#### [YOUR INSTRUCTIONS]
Quote the records below in full, exactly as given, with the images taken out.

#### [LISTING]
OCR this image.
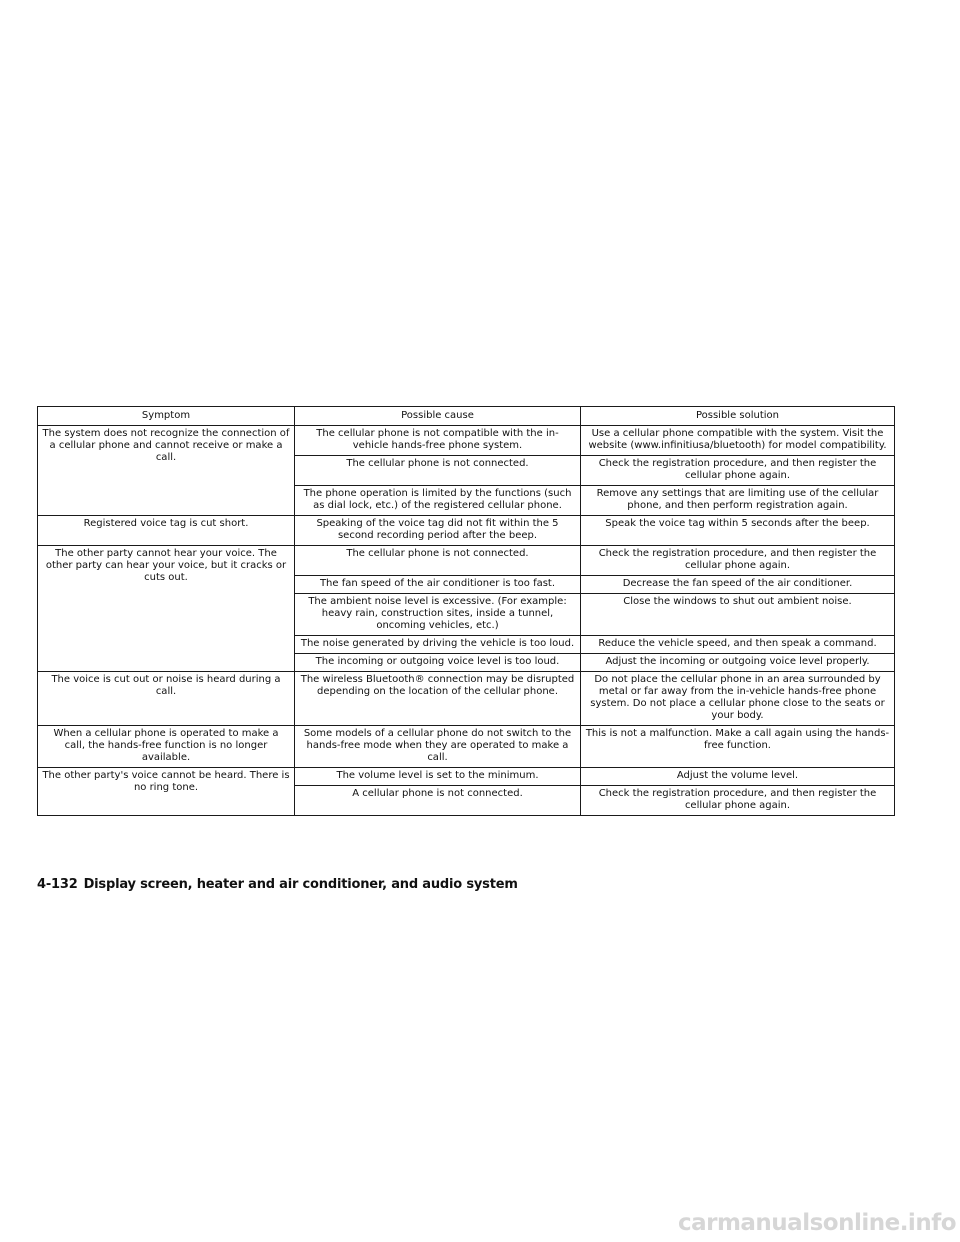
Symptom	Possible cause	Possible solution
The system does not recognize the connection of a cellular phone and cannot receive or make a call.	The cellular phone is not compatible with the in-vehicle hands-free phone system.	Use a cellular phone compatible with the system. Visit the website (www.infinitiusa/bluetooth) for model compatibility.
	The cellular phone is not connected.	Check the registration procedure, and then register the cellular phone again.
	The phone operation is limited by the functions (such as dial lock, etc.) of the registered cellular phone.	Remove any settings that are limiting use of the cellular phone, and then perform registration again.
Registered voice tag is cut short.	Speaking of the voice tag did not fit within the 5 second recording period after the beep.	Speak the voice tag within 5 seconds after the beep.
The other party cannot hear your voice. The other party can hear your voice, but it cracks or cuts out.	The cellular phone is not connected.	Check the registration procedure, and then register the cellular phone again.
	The fan speed of the air conditioner is too fast.	Decrease the fan speed of the air conditioner.
	The ambient noise level is excessive. (For example: heavy rain, construction sites, inside a tunnel, oncoming vehicles, etc.)	Close the windows to shut out ambient noise.
	The noise generated by driving the vehicle is too loud.	Reduce the vehicle speed, and then speak a command.
	The incoming or outgoing voice level is too loud.	Adjust the incoming or outgoing voice level properly.
The voice is cut out or noise is heard during a call.	The wireless Bluetooth® connection may be disrupted depending on the location of the cellular phone.	Do not place the cellular phone in an area surrounded by metal or far away from the in-vehicle hands-free phone system. Do not place a cellular phone close to the seats or your body.
When a cellular phone is operated to make a call, the hands-free function is no longer available.	Some models of a cellular phone do not switch to the hands-free mode when they are operated to make a call.	This is not a malfunction. Make a call again using the hands-free function.
The other party's voice cannot be heard. There is no ring tone.	The volume level is set to the minimum.	Adjust the volume level.
	A cellular phone is not connected.	Check the registration procedure, and then register the cellular phone again.
4-132 Display screen, heater and air conditioner, and audio system
carmanualsonline.info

#### [FINISHED TASK]
OCR this image.
Symptom	Possible cause	Possible solution
The system does not recognize the connection of a cellular phone and cannot receive or make a call.	The cellular phone is not compatible with the in-vehicle hands-free phone system.	Use a cellular phone compatible with the system. Visit the website (www.infinitiusa/bluetooth) for model compatibility.
	The cellular phone is not connected.	Check the registration procedure, and then register the cellular phone again.
	The phone operation is limited by the functions (such as dial lock, etc.) of the registered cellular phone.	Remove any settings that are limiting use of the cellular phone, and then perform registration again.
Registered voice tag is cut short.	Speaking of the voice tag did not fit within the 5 second recording period after the beep.	Speak the voice tag within 5 seconds after the beep.
The other party cannot hear your voice. The other party can hear your voice, but it cracks or cuts out.	The cellular phone is not connected.	Check the registration procedure, and then register the cellular phone again.
	The fan speed of the air conditioner is too fast.	Decrease the fan speed of the air conditioner.
	The ambient noise level is excessive. (For example: heavy rain, construction sites, inside a tunnel, oncoming vehicles, etc.)	Close the windows to shut out ambient noise.
	The noise generated by driving the vehicle is too loud.	Reduce the vehicle speed, and then speak a command.
	The incoming or outgoing voice level is too loud.	Adjust the incoming or outgoing voice level properly.
The voice is cut out or noise is heard during a call.	The wireless Bluetooth® connection may be disrupted depending on the location of the cellular phone.	Do not place the cellular phone in an area surrounded by metal or far away from the in-vehicle hands-free phone system. Do not place a cellular phone close to the seats or your body.
When a cellular phone is operated to make a call, the hands-free function is no longer available.	Some models of a cellular phone do not switch to the hands-free mode when they are operated to make a call.	This is not a malfunction. Make a call again using the hands-free function.
The other party's voice cannot be heard. There is no ring tone.	The volume level is set to the minimum.	Adjust the volume level.
	A cellular phone is not connected.	Check the registration procedure, and then register the cellular phone again.
4-132 Display screen, heater and air conditioner, and audio system
carmanualsonline.info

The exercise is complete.